Source data:
----
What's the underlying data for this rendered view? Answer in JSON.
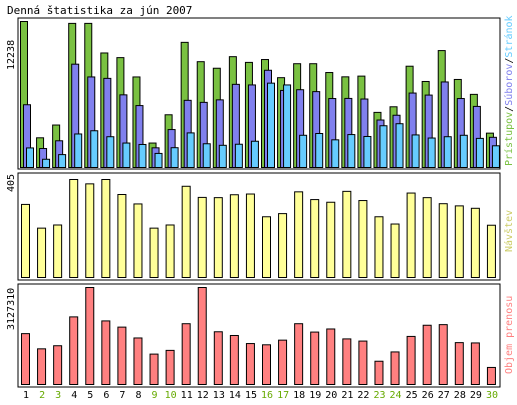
{
  "title": "Denná štatistika za jún 2007",
  "colors": {
    "hits": "#7ac142",
    "files": "#8080ee",
    "pages": "#66ccff",
    "visits": "#ffff99",
    "kbytes": "#ff8080",
    "weekday_label": "#000000",
    "weekend_label": "#66aa00",
    "legend_slash": "#000000"
  },
  "panels": {
    "top": {
      "max_label": "12238",
      "legend": [
        {
          "text": "Prístupov",
          "color": "#7ac142"
        },
        {
          "text": "/",
          "color": "#000000"
        },
        {
          "text": "Súborov",
          "color": "#8080ee"
        },
        {
          "text": "/",
          "color": "#000000"
        },
        {
          "text": "Stránok",
          "color": "#66ccff"
        }
      ]
    },
    "middle": {
      "max_label": "405",
      "legend": [
        {
          "text": "Návštev",
          "color": "#cccc66"
        }
      ]
    },
    "bottom": {
      "max_label": "3127310",
      "legend": [
        {
          "text": "Objem prenosu",
          "color": "#ff8080"
        }
      ]
    }
  },
  "chart_data": {
    "type": "bar",
    "categories": [
      "1",
      "2",
      "3",
      "4",
      "5",
      "6",
      "7",
      "8",
      "9",
      "10",
      "11",
      "12",
      "13",
      "14",
      "15",
      "16",
      "17",
      "18",
      "19",
      "20",
      "21",
      "22",
      "23",
      "24",
      "25",
      "26",
      "27",
      "28",
      "29",
      "30"
    ],
    "weekend_days": [
      "2",
      "3",
      "9",
      "10",
      "16",
      "17",
      "23",
      "24",
      "30"
    ],
    "series": [
      {
        "name": "Prístupov",
        "values": [
          12238,
          2490,
          3560,
          12080,
          12080,
          9600,
          9210,
          7590,
          2050,
          4420,
          10490,
          8870,
          8320,
          9290,
          8810,
          9050,
          7530,
          8700,
          8700,
          7960,
          7600,
          7660,
          4620,
          5090,
          8490,
          7210,
          9800,
          7380,
          6130,
          2880
        ]
      },
      {
        "name": "Súborov",
        "values": [
          5260,
          1590,
          2240,
          8660,
          7590,
          7470,
          6090,
          5190,
          1650,
          3180,
          5630,
          5460,
          5670,
          6970,
          6920,
          8150,
          6460,
          6520,
          6360,
          5780,
          5790,
          5740,
          3980,
          4380,
          6240,
          6070,
          7170,
          5780,
          5120,
          2530
        ]
      },
      {
        "name": "Stránok",
        "values": [
          1640,
          690,
          1080,
          2810,
          3080,
          2580,
          2050,
          1930,
          1180,
          1660,
          2900,
          1990,
          1860,
          1950,
          2200,
          7070,
          6920,
          2700,
          2850,
          2320,
          2760,
          2600,
          3500,
          3670,
          2730,
          2470,
          2580,
          2700,
          2440,
          1820
        ]
      },
      {
        "name": "Návštev",
        "values": [
          302,
          204,
          217,
          405,
          387,
          405,
          343,
          304,
          204,
          217,
          377,
          331,
          330,
          342,
          345,
          251,
          264,
          354,
          322,
          311,
          356,
          318,
          251,
          221,
          349,
          330,
          305,
          296,
          286,
          216
        ]
      },
      {
        "name": "Objem prenosu",
        "values": [
          1640000,
          1150000,
          1250000,
          2180000,
          3127310,
          2050000,
          1850000,
          1500000,
          980000,
          1100000,
          1960000,
          3127310,
          1700000,
          1580000,
          1320000,
          1280000,
          1430000,
          1960000,
          1690000,
          1790000,
          1470000,
          1400000,
          750000,
          1050000,
          1550000,
          1910000,
          1930000,
          1350000,
          1340000,
          550000
        ]
      }
    ],
    "ylim": {
      "hits": [
        0,
        12238
      ],
      "visits": [
        0,
        405
      ],
      "kbytes": [
        0,
        3127310
      ]
    },
    "grid": false,
    "legend_placement": "right-vertical"
  }
}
----
» **Exercise task**
Print each entry shown above with exact wording and no pictures.

» **The solution**
What's the underlying data for this rendered view? Answer in JSON.
{
  "title": "Denná štatistika za jún 2007",
  "colors": {
    "hits": "#7ac142",
    "files": "#8080ee",
    "pages": "#66ccff",
    "visits": "#ffff99",
    "kbytes": "#ff8080",
    "weekday_label": "#000000",
    "weekend_label": "#66aa00",
    "legend_slash": "#000000"
  },
  "panels": {
    "top": {
      "max_label": "12238",
      "legend": [
        {
          "text": "Prístupov",
          "color": "#7ac142"
        },
        {
          "text": "/",
          "color": "#000000"
        },
        {
          "text": "Súborov",
          "color": "#8080ee"
        },
        {
          "text": "/",
          "color": "#000000"
        },
        {
          "text": "Stránok",
          "color": "#66ccff"
        }
      ]
    },
    "middle": {
      "max_label": "405",
      "legend": [
        {
          "text": "Návštev",
          "color": "#cccc66"
        }
      ]
    },
    "bottom": {
      "max_label": "3127310",
      "legend": [
        {
          "text": "Objem prenosu",
          "color": "#ff8080"
        }
      ]
    }
  },
  "chart_data": {
    "type": "bar",
    "categories": [
      "1",
      "2",
      "3",
      "4",
      "5",
      "6",
      "7",
      "8",
      "9",
      "10",
      "11",
      "12",
      "13",
      "14",
      "15",
      "16",
      "17",
      "18",
      "19",
      "20",
      "21",
      "22",
      "23",
      "24",
      "25",
      "26",
      "27",
      "28",
      "29",
      "30"
    ],
    "weekend_days": [
      "2",
      "3",
      "9",
      "10",
      "16",
      "17",
      "23",
      "24",
      "30"
    ],
    "series": [
      {
        "name": "Prístupov",
        "values": [
          12238,
          2490,
          3560,
          12080,
          12080,
          9600,
          9210,
          7590,
          2050,
          4420,
          10490,
          8870,
          8320,
          9290,
          8810,
          9050,
          7530,
          8700,
          8700,
          7960,
          7600,
          7660,
          4620,
          5090,
          8490,
          7210,
          9800,
          7380,
          6130,
          2880
        ]
      },
      {
        "name": "Súborov",
        "values": [
          5260,
          1590,
          2240,
          8660,
          7590,
          7470,
          6090,
          5190,
          1650,
          3180,
          5630,
          5460,
          5670,
          6970,
          6920,
          8150,
          6460,
          6520,
          6360,
          5780,
          5790,
          5740,
          3980,
          4380,
          6240,
          6070,
          7170,
          5780,
          5120,
          2530
        ]
      },
      {
        "name": "Stránok",
        "values": [
          1640,
          690,
          1080,
          2810,
          3080,
          2580,
          2050,
          1930,
          1180,
          1660,
          2900,
          1990,
          1860,
          1950,
          2200,
          7070,
          6920,
          2700,
          2850,
          2320,
          2760,
          2600,
          3500,
          3670,
          2730,
          2470,
          2580,
          2700,
          2440,
          1820
        ]
      },
      {
        "name": "Návštev",
        "values": [
          302,
          204,
          217,
          405,
          387,
          405,
          343,
          304,
          204,
          217,
          377,
          331,
          330,
          342,
          345,
          251,
          264,
          354,
          322,
          311,
          356,
          318,
          251,
          221,
          349,
          330,
          305,
          296,
          286,
          216
        ]
      },
      {
        "name": "Objem prenosu",
        "values": [
          1640000,
          1150000,
          1250000,
          2180000,
          3127310,
          2050000,
          1850000,
          1500000,
          980000,
          1100000,
          1960000,
          3127310,
          1700000,
          1580000,
          1320000,
          1280000,
          1430000,
          1960000,
          1690000,
          1790000,
          1470000,
          1400000,
          750000,
          1050000,
          1550000,
          1910000,
          1930000,
          1350000,
          1340000,
          550000
        ]
      }
    ],
    "ylim": {
      "hits": [
        0,
        12238
      ],
      "visits": [
        0,
        405
      ],
      "kbytes": [
        0,
        3127310
      ]
    },
    "grid": false,
    "legend_placement": "right-vertical"
  }
}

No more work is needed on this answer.